## Your instructions
Quote all lines below exactly. Images stay out.

[Dataset entries on figures]
+-------+
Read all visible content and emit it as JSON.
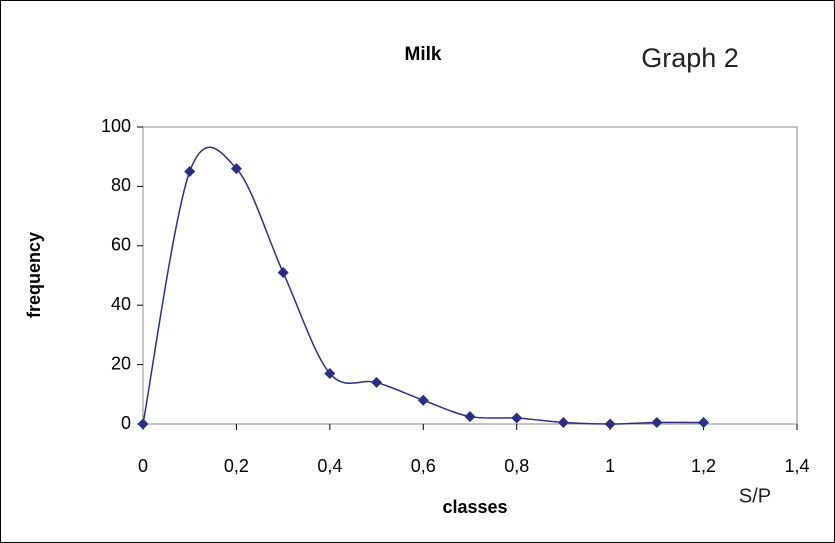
{
  "chart_data": {
    "type": "line",
    "title": "Milk",
    "annotation": "Graph 2",
    "unit_label": "S/P",
    "x_label": "classes",
    "y_label": "frequency",
    "x": [
      0,
      0.1,
      0.2,
      0.3,
      0.4,
      0.5,
      0.6,
      0.7,
      0.8,
      0.9,
      1,
      1.1,
      1.2
    ],
    "series": [
      {
        "name": "Milk",
        "color": "#2e2e80",
        "values": [
          0,
          85,
          86,
          51,
          17,
          14,
          8,
          2.5,
          2,
          0.5,
          0,
          0.5,
          0.5
        ]
      }
    ],
    "xlim": [
      0,
      1.4
    ],
    "ylim": [
      0,
      100
    ],
    "xticks": [
      0,
      {
        "value": 0.2,
        "label": "0,2"
      },
      {
        "value": 0.4,
        "label": "0,4"
      },
      {
        "value": 0.6,
        "label": "0,6"
      },
      {
        "value": 0.8,
        "label": "0,8"
      },
      1,
      {
        "value": 1.2,
        "label": "1,2"
      },
      {
        "value": 1.4,
        "label": "1,4"
      }
    ],
    "yticks": [
      0,
      20,
      40,
      60,
      80,
      100
    ],
    "smooth": true
  }
}
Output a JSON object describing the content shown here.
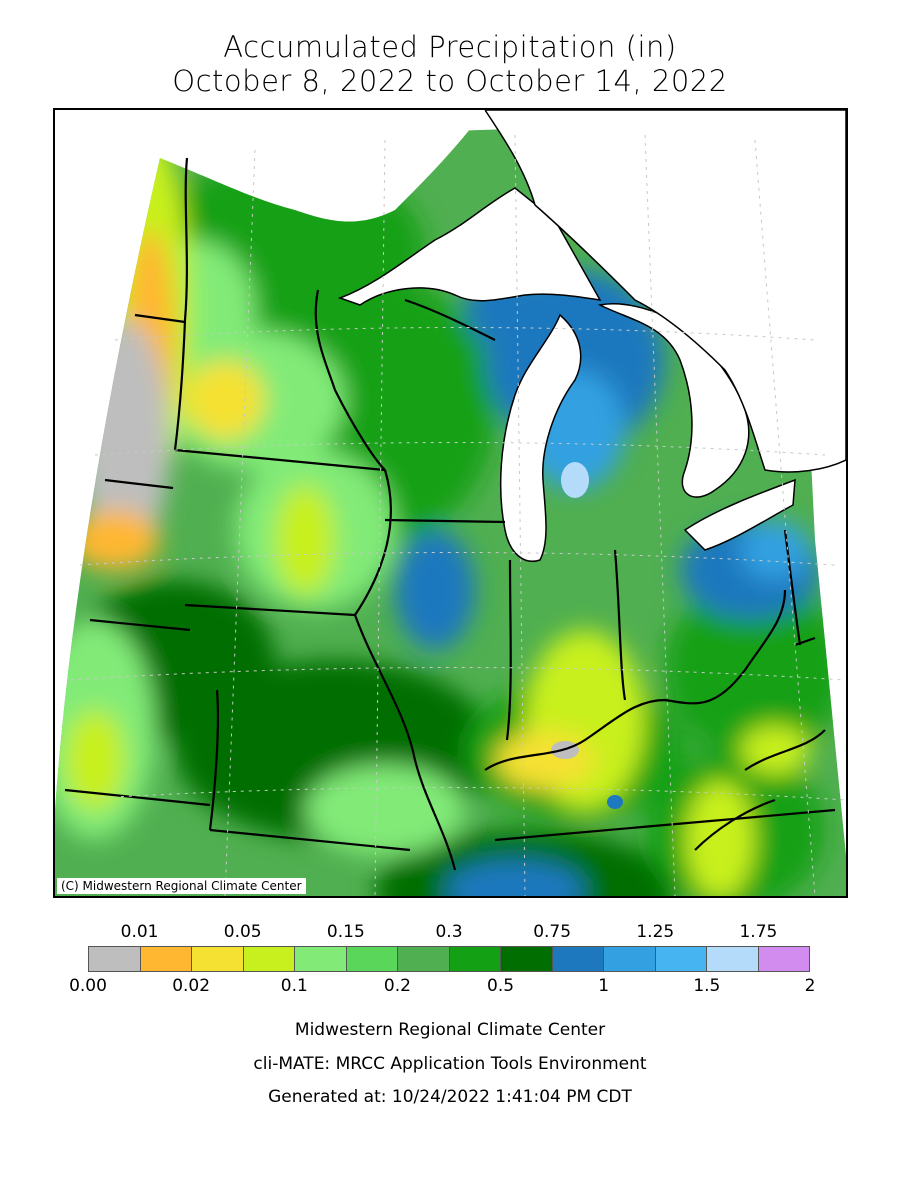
{
  "title": {
    "line1": "Accumulated Precipitation (in)",
    "line2": "October 8, 2022 to October 14, 2022"
  },
  "map": {
    "copyright": "(C) Midwestern Regional Climate Center",
    "water_color": "#ffffff",
    "border_color": "#000000",
    "grid_color": "#c8c8c8"
  },
  "legend": {
    "top_labels": [
      "0.01",
      "0.05",
      "0.15",
      "0.3",
      "0.75",
      "1.25",
      "1.75"
    ],
    "bottom_labels": [
      "0.00",
      "0.02",
      "0.1",
      "0.2",
      "0.5",
      "1",
      "1.5",
      "2"
    ],
    "colors": [
      "#bebebe",
      "#ffb732",
      "#f5e132",
      "#c8f01e",
      "#82eb78",
      "#5ad75a",
      "#50af50",
      "#14a014",
      "#006e00",
      "#1e78be",
      "#32a0e1",
      "#46b4f0",
      "#b4dcfa",
      "#d28cf0"
    ]
  },
  "footer": {
    "line1": "Midwestern Regional Climate Center",
    "line2": "cli-MATE: MRCC Application Tools Environment",
    "line3": "Generated at: 10/24/2022 1:41:04 PM CDT"
  }
}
+-------+
## Solved exercise
Read all visible content and emit it as JSON.
{
  "chart_data": {
    "type": "line",
    "title": "Milk",
    "annotation": "Graph 2",
    "unit_label": "S/P",
    "x_label": "classes",
    "y_label": "frequency",
    "x": [
      0,
      0.1,
      0.2,
      0.3,
      0.4,
      0.5,
      0.6,
      0.7,
      0.8,
      0.9,
      1,
      1.1,
      1.2
    ],
    "series": [
      {
        "name": "Milk",
        "color": "#2e2e80",
        "values": [
          0,
          85,
          86,
          51,
          17,
          14,
          8,
          2.5,
          2,
          0.5,
          0,
          0.5,
          0.5
        ]
      }
    ],
    "xlim": [
      0,
      1.4
    ],
    "ylim": [
      0,
      100
    ],
    "xticks": [
      0,
      {
        "value": 0.2,
        "label": "0,2"
      },
      {
        "value": 0.4,
        "label": "0,4"
      },
      {
        "value": 0.6,
        "label": "0,6"
      },
      {
        "value": 0.8,
        "label": "0,8"
      },
      1,
      {
        "value": 1.2,
        "label": "1,2"
      },
      {
        "value": 1.4,
        "label": "1,4"
      }
    ],
    "yticks": [
      0,
      20,
      40,
      60,
      80,
      100
    ],
    "smooth": true
  }
}
Output a JSON object describing the content shown here.
{
  "title": {
    "line1": "Accumulated Precipitation (in)",
    "line2": "October 8, 2022 to October 14, 2022"
  },
  "map": {
    "copyright": "(C) Midwestern Regional Climate Center",
    "water_color": "#ffffff",
    "border_color": "#000000",
    "grid_color": "#c8c8c8"
  },
  "legend": {
    "top_labels": [
      "0.01",
      "0.05",
      "0.15",
      "0.3",
      "0.75",
      "1.25",
      "1.75"
    ],
    "bottom_labels": [
      "0.00",
      "0.02",
      "0.1",
      "0.2",
      "0.5",
      "1",
      "1.5",
      "2"
    ],
    "colors": [
      "#bebebe",
      "#ffb732",
      "#f5e132",
      "#c8f01e",
      "#82eb78",
      "#5ad75a",
      "#50af50",
      "#14a014",
      "#006e00",
      "#1e78be",
      "#32a0e1",
      "#46b4f0",
      "#b4dcfa",
      "#d28cf0"
    ]
  },
  "footer": {
    "line1": "Midwestern Regional Climate Center",
    "line2": "cli-MATE: MRCC Application Tools Environment",
    "line3": "Generated at: 10/24/2022 1:41:04 PM CDT"
  }
}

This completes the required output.